### Goal
Go through the lines below. Copy those with "cups".

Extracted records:
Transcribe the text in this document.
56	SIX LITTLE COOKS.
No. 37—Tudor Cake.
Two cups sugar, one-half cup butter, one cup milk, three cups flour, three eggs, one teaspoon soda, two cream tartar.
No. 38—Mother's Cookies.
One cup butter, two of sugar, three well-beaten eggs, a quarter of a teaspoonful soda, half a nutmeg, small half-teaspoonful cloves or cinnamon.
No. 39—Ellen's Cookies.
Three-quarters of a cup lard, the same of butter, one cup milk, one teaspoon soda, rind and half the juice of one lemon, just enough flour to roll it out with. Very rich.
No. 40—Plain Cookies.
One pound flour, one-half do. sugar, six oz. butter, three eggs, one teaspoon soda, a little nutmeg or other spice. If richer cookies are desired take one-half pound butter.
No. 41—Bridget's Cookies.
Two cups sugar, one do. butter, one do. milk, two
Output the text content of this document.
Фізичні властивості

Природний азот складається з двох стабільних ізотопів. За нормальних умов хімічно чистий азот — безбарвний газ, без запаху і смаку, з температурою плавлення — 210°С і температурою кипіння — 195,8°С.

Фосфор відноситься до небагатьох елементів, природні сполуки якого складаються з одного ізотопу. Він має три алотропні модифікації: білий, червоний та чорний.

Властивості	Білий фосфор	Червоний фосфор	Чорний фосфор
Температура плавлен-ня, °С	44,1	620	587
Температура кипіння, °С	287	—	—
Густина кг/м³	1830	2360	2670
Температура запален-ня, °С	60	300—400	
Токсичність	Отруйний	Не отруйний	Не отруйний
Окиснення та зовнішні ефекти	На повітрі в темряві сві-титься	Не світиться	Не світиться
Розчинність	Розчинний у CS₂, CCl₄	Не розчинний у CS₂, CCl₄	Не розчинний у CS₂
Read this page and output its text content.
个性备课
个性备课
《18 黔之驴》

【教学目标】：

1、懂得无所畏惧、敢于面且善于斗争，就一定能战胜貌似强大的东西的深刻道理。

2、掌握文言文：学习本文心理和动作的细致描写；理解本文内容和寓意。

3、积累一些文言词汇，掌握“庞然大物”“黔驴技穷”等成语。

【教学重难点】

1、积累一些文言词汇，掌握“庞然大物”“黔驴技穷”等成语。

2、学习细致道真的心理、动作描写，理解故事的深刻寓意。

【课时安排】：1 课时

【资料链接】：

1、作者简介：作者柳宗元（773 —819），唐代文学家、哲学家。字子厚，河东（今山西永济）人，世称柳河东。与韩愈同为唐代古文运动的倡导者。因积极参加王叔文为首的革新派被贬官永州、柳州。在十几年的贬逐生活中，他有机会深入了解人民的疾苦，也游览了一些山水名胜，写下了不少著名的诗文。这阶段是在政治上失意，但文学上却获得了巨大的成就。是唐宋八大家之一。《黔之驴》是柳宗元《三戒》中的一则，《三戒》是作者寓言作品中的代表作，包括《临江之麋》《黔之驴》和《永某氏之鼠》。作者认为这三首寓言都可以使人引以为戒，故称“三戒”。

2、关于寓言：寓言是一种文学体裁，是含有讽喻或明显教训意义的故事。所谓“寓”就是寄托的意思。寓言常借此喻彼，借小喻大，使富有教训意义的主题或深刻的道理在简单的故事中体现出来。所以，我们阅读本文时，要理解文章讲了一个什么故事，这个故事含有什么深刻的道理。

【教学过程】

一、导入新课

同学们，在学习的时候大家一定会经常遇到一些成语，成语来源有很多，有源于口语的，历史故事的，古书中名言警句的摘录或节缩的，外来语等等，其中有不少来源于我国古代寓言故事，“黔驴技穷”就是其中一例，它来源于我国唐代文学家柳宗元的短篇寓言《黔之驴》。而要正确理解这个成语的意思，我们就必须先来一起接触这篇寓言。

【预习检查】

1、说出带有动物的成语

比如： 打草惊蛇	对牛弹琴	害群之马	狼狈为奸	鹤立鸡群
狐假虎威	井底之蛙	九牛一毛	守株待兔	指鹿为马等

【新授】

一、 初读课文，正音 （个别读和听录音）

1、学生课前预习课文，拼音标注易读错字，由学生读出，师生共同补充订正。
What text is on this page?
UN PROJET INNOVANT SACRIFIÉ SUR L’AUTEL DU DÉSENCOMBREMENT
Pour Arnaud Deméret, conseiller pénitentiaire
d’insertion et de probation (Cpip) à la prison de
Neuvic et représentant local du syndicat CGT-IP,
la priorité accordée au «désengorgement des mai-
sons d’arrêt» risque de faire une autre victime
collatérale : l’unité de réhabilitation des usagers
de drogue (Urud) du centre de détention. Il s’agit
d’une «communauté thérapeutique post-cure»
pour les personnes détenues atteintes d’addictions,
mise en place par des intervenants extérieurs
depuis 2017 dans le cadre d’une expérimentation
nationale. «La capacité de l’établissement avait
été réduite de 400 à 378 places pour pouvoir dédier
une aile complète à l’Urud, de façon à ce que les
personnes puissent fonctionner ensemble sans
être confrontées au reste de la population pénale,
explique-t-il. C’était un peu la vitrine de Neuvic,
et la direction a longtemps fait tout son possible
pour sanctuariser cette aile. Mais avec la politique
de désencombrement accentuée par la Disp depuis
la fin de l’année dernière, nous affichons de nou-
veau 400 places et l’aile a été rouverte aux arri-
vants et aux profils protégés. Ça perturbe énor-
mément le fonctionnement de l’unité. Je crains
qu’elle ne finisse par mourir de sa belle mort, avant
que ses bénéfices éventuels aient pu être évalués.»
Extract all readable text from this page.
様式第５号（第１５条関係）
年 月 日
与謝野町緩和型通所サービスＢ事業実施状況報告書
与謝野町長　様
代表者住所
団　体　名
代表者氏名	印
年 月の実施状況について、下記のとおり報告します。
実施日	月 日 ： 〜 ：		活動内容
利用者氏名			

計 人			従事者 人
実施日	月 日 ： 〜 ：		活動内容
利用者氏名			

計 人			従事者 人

### Task response
Two cups sugar, one-half cup butter, one cup milk, three cups flour, three eggs, one teaspoon soda, two cream tartar.
Two cups sugar, one do. butter, one do. milk, two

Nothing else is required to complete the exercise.